What you are asked to do
Find "Read this page and output its text content." in the data, then restate the line it sits in and every later line word for word, ending with the last line.
** Begin Record excerpts **
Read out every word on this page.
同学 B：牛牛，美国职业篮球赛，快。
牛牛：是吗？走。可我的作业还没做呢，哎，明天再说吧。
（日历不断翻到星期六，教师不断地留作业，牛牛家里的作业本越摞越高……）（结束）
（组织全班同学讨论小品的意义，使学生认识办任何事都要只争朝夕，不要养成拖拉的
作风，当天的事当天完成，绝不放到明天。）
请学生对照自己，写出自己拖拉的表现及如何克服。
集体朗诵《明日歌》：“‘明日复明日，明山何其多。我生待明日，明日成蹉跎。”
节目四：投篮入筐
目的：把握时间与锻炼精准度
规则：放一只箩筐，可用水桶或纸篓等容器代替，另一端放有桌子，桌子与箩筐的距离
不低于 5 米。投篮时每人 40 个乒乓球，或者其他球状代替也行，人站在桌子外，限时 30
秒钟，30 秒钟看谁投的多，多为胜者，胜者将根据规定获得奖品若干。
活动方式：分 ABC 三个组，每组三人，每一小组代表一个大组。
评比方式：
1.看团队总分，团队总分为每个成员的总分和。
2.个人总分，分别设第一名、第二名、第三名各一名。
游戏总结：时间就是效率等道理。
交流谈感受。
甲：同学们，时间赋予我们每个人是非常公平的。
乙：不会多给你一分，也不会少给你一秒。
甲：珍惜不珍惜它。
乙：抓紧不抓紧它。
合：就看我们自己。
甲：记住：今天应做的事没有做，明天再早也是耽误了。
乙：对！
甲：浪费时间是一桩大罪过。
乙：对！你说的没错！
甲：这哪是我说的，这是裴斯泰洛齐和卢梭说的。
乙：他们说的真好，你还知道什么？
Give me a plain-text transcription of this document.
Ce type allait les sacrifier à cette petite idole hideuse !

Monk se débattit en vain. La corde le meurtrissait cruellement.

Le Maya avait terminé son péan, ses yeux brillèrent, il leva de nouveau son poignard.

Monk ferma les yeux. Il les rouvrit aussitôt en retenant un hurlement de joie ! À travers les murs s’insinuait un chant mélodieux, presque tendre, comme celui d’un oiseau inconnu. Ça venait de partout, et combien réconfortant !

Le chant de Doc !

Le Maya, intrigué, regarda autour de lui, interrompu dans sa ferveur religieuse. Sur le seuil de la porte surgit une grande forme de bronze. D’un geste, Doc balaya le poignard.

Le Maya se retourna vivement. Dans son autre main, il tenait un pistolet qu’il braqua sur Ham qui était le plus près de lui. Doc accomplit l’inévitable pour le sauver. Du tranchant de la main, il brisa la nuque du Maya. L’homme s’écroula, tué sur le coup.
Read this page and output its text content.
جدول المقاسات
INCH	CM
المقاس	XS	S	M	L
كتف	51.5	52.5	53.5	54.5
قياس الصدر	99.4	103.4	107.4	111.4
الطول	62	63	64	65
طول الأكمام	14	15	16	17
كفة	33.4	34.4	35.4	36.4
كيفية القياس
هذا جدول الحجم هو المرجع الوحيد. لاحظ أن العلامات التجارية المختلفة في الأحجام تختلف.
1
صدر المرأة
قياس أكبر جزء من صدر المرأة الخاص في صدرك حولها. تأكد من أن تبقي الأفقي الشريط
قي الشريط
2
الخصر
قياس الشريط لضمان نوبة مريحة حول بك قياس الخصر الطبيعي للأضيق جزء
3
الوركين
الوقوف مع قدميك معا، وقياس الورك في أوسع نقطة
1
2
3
** End Record excerpts **
Output for this task
Read this page and output its text content.
جدول المقاسات
INCH	CM
المقاس	XS	S	M	L
كتف	51.5	52.5	53.5	54.5
قياس الصدر	99.4	103.4	107.4	111.4
الطول	62	63	64	65
طول الأكمام	14	15	16	17
كفة	33.4	34.4	35.4	36.4
كيفية القياس
هذا جدول الحجم هو المرجع الوحيد. لاحظ أن العلامات التجارية المختلفة في الأحجام تختلف.
1
صدر المرأة
قياس أكبر جزء من صدر المرأة الخاص في صدرك حولها. تأكد من أن تبقي الأفقي الشريط
قي الشريط
2
الخصر
قياس الشريط لضمان نوبة مريحة حول بك قياس الخصر الطبيعي للأضيق جزء
3
الوركين
الوقوف مع قدميك معا، وقياس الورك في أوسع نقطة
1
2
3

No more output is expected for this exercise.